◆ **GIVEN PROBLEM**
Turn the lines below into a numbered list, leaving out any blank lines.

◆ **DATASET EXCERPTS**
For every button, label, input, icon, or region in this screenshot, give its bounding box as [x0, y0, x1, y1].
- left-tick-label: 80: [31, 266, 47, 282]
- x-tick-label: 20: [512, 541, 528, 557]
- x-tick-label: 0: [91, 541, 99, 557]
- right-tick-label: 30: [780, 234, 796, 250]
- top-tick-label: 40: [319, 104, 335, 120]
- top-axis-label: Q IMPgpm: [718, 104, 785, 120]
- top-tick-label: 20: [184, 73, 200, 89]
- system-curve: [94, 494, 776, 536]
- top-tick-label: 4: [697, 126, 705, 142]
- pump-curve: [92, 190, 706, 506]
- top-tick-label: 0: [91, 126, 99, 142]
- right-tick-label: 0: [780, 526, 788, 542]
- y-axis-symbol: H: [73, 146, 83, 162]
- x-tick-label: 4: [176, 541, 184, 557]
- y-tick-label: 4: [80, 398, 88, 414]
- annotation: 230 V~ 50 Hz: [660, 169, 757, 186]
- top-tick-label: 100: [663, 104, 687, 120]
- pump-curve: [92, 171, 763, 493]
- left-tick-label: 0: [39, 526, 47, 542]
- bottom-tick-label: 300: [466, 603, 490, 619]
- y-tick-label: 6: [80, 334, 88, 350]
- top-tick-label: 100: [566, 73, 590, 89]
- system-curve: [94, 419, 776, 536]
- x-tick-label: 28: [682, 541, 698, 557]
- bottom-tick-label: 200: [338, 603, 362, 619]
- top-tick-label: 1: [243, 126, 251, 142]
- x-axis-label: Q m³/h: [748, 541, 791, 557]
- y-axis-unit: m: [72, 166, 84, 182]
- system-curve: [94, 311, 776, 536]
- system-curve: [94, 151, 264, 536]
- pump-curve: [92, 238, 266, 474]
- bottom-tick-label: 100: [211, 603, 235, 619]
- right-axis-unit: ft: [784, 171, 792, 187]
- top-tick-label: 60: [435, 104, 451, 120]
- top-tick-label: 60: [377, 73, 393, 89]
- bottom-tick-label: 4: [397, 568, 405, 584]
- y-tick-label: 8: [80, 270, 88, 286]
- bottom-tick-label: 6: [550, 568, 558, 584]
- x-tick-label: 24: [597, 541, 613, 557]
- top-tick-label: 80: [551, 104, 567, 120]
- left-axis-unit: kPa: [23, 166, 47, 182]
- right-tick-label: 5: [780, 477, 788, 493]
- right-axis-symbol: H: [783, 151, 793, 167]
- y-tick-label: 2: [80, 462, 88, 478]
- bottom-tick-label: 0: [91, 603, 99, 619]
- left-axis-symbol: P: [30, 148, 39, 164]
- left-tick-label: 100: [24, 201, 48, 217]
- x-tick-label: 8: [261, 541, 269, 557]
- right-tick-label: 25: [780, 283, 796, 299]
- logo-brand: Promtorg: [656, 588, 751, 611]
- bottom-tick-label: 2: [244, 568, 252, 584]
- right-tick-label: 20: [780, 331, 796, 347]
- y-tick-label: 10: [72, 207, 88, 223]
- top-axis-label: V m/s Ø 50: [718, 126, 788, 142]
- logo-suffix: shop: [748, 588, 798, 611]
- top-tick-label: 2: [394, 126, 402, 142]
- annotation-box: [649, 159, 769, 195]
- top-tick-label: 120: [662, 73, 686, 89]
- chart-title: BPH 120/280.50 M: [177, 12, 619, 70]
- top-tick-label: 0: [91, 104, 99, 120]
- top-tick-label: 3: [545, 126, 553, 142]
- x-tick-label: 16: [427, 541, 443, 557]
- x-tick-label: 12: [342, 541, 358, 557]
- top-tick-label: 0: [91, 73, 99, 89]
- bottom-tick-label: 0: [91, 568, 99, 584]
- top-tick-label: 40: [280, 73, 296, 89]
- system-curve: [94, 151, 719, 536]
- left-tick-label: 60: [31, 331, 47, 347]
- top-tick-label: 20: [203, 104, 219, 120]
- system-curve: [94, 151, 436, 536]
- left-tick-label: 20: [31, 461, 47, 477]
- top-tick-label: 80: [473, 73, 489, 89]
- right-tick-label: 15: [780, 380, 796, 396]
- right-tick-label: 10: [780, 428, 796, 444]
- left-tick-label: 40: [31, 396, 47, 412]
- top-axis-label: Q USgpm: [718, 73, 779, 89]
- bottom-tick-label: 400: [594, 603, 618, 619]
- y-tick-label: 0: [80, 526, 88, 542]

◆ **IN RESPONSE**
1. For every button, label, input, icon, or region in this screenshot, give its bounding box as [x0, y0, x1, y1].
2. - left-tick-label: 80: [31, 266, 47, 282]
3. - x-tick-label: 20: [512, 541, 528, 557]
4. - x-tick-label: 0: [91, 541, 99, 557]
5. - right-tick-label: 30: [780, 234, 796, 250]
6. - top-tick-label: 40: [319, 104, 335, 120]
7. - top-axis-label: Q IMPgpm: [718, 104, 785, 120]
8. - top-tick-label: 20: [184, 73, 200, 89]
9. - system-curve: [94, 494, 776, 536]
10. - top-tick-label: 4: [697, 126, 705, 142]
11. - pump-curve: [92, 190, 706, 506]
12. - top-tick-label: 0: [91, 126, 99, 142]
13. - right-tick-label: 0: [780, 526, 788, 542]
14. - y-axis-symbol: H: [73, 146, 83, 162]
15. - x-tick-label: 4: [176, 541, 184, 557]
16. - y-tick-label: 4: [80, 398, 88, 414]
17. - annotation: 230 V~ 50 Hz: [660, 169, 757, 186]
18. - top-tick-label: 100: [663, 104, 687, 120]
19. - pump-curve: [92, 171, 763, 493]
20. - left-tick-label: 0: [39, 526, 47, 542]
21. - bottom-tick-label: 300: [466, 603, 490, 619]
22. - y-tick-label: 6: [80, 334, 88, 350]
23. - top-tick-label: 100: [566, 73, 590, 89]
24. - system-curve: [94, 419, 776, 536]
25. - x-tick-label: 28: [682, 541, 698, 557]
26. - bottom-tick-label: 200: [338, 603, 362, 619]
27. - top-tick-label: 1: [243, 126, 251, 142]
28. - x-axis-label: Q m³/h: [748, 541, 791, 557]
29. - y-axis-unit: m: [72, 166, 84, 182]
30. - system-curve: [94, 311, 776, 536]
31. - system-curve: [94, 151, 264, 536]
32. - pump-curve: [92, 238, 266, 474]
33. - bottom-tick-label: 100: [211, 603, 235, 619]
34. - right-axis-unit: ft: [784, 171, 792, 187]
35. - top-tick-label: 60: [435, 104, 451, 120]
36. - top-tick-label: 60: [377, 73, 393, 89]
37. - bottom-tick-label: 4: [397, 568, 405, 584]
38. - y-tick-label: 8: [80, 270, 88, 286]
39. - bottom-tick-label: 6: [550, 568, 558, 584]
40. - x-tick-label: 24: [597, 541, 613, 557]
41. - top-tick-label: 80: [551, 104, 567, 120]
42. - left-axis-unit: kPa: [23, 166, 47, 182]
43. - right-tick-label: 5: [780, 477, 788, 493]
44. - right-axis-symbol: H: [783, 151, 793, 167]
45. - y-tick-label: 2: [80, 462, 88, 478]
46. - bottom-tick-label: 0: [91, 603, 99, 619]
47. - left-axis-symbol: P: [30, 148, 39, 164]
48. - left-tick-label: 100: [24, 201, 48, 217]
49. - x-tick-label: 8: [261, 541, 269, 557]
50. - right-tick-label: 25: [780, 283, 796, 299]
51. - logo-brand: Promtorg: [656, 588, 751, 611]
52. - bottom-tick-label: 2: [244, 568, 252, 584]
53. - right-tick-label: 20: [780, 331, 796, 347]
54. - y-tick-label: 10: [72, 207, 88, 223]
55. - top-axis-label: V m/s Ø 50: [718, 126, 788, 142]
56. - logo-suffix: shop: [748, 588, 798, 611]
57. - top-tick-label: 2: [394, 126, 402, 142]
58. - annotation-box: [649, 159, 769, 195]
59. - top-tick-label: 120: [662, 73, 686, 89]
60. - chart-title: BPH 120/280.50 M: [177, 12, 619, 70]
61. - top-tick-label: 0: [91, 104, 99, 120]
62. - top-tick-label: 3: [545, 126, 553, 142]
63. - x-tick-label: 16: [427, 541, 443, 557]
64. - x-tick-label: 12: [342, 541, 358, 557]
65. - top-tick-label: 0: [91, 73, 99, 89]
66. - bottom-tick-label: 0: [91, 568, 99, 584]
67. - top-tick-label: 40: [280, 73, 296, 89]
68. - system-curve: [94, 151, 719, 536]
69. - left-tick-label: 60: [31, 331, 47, 347]
70. - top-tick-label: 20: [203, 104, 219, 120]
71. - system-curve: [94, 151, 436, 536]
72. - left-tick-label: 20: [31, 461, 47, 477]
73. - top-tick-label: 80: [473, 73, 489, 89]
74. - right-tick-label: 15: [780, 380, 796, 396]
75. - right-tick-label: 10: [780, 428, 796, 444]
76. - left-tick-label: 40: [31, 396, 47, 412]
77. - top-axis-label: Q USgpm: [718, 73, 779, 89]
78. - bottom-tick-label: 400: [594, 603, 618, 619]
79. - y-tick-label: 0: [80, 526, 88, 542]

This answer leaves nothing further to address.